Task goal:
Pull from the data below each line where the word "feeling" occurs, and copy it.
-=-=-
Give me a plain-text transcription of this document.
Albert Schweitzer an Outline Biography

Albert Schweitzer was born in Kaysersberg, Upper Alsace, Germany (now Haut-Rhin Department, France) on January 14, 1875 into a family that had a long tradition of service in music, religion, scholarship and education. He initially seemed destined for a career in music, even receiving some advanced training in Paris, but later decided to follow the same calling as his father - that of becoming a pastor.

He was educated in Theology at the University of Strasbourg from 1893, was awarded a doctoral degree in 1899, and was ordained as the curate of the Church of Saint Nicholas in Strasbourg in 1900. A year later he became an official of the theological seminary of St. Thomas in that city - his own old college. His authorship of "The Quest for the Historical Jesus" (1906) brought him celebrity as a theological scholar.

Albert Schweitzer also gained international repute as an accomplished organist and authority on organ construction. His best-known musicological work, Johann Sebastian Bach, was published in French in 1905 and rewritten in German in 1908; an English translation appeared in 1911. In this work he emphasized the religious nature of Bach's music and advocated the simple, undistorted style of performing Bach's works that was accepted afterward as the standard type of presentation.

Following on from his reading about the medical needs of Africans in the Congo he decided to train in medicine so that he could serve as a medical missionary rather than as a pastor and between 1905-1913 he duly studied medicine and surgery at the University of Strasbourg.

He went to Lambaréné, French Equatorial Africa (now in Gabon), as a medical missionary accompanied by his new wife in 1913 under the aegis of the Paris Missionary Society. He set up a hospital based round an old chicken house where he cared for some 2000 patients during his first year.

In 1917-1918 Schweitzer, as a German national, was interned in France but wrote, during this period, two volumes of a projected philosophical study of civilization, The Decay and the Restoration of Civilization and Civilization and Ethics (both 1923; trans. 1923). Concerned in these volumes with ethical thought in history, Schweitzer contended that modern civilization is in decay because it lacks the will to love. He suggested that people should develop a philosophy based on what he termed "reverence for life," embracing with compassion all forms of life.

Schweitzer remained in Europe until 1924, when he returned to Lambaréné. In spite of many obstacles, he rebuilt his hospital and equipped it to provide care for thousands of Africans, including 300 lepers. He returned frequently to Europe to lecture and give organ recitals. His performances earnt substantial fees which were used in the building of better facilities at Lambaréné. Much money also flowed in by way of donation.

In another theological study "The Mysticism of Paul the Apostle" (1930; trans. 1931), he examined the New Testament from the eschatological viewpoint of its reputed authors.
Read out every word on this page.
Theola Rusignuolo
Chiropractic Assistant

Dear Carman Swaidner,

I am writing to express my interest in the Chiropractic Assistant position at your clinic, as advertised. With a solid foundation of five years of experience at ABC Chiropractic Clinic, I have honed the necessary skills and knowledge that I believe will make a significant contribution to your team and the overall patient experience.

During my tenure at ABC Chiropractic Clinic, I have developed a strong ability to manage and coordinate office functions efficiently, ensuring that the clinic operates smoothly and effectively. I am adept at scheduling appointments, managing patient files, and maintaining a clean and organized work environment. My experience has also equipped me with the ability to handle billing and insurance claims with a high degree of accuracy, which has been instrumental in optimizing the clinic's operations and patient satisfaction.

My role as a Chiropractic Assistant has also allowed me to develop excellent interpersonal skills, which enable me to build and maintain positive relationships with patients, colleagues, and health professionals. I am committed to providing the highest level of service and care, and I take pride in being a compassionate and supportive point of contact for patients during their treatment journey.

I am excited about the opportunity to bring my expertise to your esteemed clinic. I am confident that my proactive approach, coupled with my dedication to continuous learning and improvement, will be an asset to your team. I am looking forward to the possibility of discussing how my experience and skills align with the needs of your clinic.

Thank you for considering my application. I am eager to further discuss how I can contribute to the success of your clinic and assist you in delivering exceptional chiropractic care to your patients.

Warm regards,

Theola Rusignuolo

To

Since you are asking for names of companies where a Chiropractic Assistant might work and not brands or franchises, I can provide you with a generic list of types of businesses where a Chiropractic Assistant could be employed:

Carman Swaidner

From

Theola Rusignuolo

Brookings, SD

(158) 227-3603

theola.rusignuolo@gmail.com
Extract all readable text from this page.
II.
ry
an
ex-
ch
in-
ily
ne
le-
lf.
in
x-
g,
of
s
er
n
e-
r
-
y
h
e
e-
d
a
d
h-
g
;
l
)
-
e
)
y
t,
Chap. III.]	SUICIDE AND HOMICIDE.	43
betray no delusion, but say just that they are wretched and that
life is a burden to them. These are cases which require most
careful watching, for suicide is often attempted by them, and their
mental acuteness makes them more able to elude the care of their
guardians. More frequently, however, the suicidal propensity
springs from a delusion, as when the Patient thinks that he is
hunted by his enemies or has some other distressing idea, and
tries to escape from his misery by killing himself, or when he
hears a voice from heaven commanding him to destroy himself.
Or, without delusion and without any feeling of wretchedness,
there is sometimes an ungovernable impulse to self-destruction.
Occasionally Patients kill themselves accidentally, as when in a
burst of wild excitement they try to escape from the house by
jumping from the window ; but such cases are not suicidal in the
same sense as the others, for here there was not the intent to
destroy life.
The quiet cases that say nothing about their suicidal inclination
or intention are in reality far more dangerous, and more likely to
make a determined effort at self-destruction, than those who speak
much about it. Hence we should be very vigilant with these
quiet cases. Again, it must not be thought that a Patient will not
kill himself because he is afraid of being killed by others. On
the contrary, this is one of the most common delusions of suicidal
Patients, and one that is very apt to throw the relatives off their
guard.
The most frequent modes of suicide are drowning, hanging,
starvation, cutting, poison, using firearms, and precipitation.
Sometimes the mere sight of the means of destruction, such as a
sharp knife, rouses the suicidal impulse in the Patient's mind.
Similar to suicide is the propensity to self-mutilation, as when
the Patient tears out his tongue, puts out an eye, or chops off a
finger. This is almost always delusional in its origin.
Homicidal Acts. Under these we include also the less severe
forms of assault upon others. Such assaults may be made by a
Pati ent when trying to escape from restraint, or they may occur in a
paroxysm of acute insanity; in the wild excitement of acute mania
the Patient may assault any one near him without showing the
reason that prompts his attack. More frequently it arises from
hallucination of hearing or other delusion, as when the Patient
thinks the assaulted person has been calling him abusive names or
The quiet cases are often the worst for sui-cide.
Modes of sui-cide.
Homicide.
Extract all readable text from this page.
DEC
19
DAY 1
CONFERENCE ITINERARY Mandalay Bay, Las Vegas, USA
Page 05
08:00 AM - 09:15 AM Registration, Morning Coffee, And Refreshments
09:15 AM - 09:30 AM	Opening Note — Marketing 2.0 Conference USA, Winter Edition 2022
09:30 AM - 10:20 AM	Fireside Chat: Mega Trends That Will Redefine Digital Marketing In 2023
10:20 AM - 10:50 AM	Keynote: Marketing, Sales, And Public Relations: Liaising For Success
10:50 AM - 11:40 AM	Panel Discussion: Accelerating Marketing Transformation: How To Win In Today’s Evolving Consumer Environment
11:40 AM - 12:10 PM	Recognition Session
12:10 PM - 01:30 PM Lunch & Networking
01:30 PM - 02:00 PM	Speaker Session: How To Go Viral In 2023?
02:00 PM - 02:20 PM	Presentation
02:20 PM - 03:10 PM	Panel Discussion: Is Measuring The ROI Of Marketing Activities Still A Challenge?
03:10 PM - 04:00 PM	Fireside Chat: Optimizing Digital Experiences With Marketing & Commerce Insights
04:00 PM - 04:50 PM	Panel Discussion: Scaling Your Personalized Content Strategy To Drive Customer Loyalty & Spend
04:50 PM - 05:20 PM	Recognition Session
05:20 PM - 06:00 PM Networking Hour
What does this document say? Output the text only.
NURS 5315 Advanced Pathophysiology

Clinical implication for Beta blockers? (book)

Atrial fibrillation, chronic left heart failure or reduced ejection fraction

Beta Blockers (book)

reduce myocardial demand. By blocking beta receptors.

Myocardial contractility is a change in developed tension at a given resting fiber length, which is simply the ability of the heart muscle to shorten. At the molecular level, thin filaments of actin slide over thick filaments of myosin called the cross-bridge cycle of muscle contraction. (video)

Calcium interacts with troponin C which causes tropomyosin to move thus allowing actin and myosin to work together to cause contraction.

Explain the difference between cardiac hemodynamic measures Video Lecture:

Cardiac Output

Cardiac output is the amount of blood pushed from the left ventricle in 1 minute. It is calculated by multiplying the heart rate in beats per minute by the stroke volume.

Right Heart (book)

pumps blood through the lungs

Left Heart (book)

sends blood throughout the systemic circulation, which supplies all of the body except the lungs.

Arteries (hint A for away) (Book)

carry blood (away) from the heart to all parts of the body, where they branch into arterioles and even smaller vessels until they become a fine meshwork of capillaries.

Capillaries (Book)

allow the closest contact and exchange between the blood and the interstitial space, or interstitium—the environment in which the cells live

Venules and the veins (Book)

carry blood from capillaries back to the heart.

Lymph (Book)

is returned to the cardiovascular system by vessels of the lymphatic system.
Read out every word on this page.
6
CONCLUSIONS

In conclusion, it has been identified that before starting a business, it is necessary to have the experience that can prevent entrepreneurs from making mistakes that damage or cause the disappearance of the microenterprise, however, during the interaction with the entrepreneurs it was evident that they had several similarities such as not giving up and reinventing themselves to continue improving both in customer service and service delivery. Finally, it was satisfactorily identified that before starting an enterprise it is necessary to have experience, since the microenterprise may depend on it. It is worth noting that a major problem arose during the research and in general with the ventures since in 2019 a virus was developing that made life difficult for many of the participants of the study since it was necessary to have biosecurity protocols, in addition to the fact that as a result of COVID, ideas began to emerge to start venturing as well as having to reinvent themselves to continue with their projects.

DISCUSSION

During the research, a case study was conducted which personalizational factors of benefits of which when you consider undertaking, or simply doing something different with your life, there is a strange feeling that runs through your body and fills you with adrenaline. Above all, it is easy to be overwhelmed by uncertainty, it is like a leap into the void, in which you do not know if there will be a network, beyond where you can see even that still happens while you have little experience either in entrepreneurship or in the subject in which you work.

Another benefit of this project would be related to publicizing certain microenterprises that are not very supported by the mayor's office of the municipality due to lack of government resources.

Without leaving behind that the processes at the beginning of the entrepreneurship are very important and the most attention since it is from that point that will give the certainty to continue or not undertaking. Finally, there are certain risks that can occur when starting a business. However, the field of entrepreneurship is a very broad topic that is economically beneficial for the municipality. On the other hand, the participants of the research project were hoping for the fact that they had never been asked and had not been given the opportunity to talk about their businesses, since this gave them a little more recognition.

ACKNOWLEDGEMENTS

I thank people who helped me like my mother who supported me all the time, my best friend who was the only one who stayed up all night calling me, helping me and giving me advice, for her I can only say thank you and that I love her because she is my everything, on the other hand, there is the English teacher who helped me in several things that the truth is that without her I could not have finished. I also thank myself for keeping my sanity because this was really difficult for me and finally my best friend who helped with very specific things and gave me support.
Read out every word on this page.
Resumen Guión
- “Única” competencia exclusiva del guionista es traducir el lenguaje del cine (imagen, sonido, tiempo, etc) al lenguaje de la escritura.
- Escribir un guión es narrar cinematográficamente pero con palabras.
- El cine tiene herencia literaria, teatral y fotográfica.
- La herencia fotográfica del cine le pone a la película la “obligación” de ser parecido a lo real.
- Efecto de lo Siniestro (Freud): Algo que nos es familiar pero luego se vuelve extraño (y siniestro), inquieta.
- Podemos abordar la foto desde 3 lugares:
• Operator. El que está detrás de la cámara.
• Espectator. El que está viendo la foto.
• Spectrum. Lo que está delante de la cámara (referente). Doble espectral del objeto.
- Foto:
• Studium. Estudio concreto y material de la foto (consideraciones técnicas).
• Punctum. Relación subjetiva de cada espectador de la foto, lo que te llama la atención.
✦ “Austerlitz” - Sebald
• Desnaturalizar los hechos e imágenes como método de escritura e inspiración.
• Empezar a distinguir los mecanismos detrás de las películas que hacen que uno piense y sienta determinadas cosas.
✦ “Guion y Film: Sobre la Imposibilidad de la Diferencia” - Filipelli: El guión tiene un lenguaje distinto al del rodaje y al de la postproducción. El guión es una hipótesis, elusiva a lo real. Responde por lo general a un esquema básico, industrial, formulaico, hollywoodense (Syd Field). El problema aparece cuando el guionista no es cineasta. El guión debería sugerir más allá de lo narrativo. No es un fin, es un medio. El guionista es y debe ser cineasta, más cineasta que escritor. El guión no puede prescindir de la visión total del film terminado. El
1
-=-=-
Task output:
Or, without delusion and without any feeling of wretchedness,
During the research, a case study was conducted which personalizational factors of benefits of which when you consider undertaking, or simply doing something different with your life, there is a strange feeling that runs through your body and fills you with adrenaline. Above all, it is easy to be overwhelmed by uncertainty, it is like a leap into the void, in which you do not know if there will be a network, beyond where you can see even that still happens while you have little experience either in entrepreneurship or in the subject in which you work.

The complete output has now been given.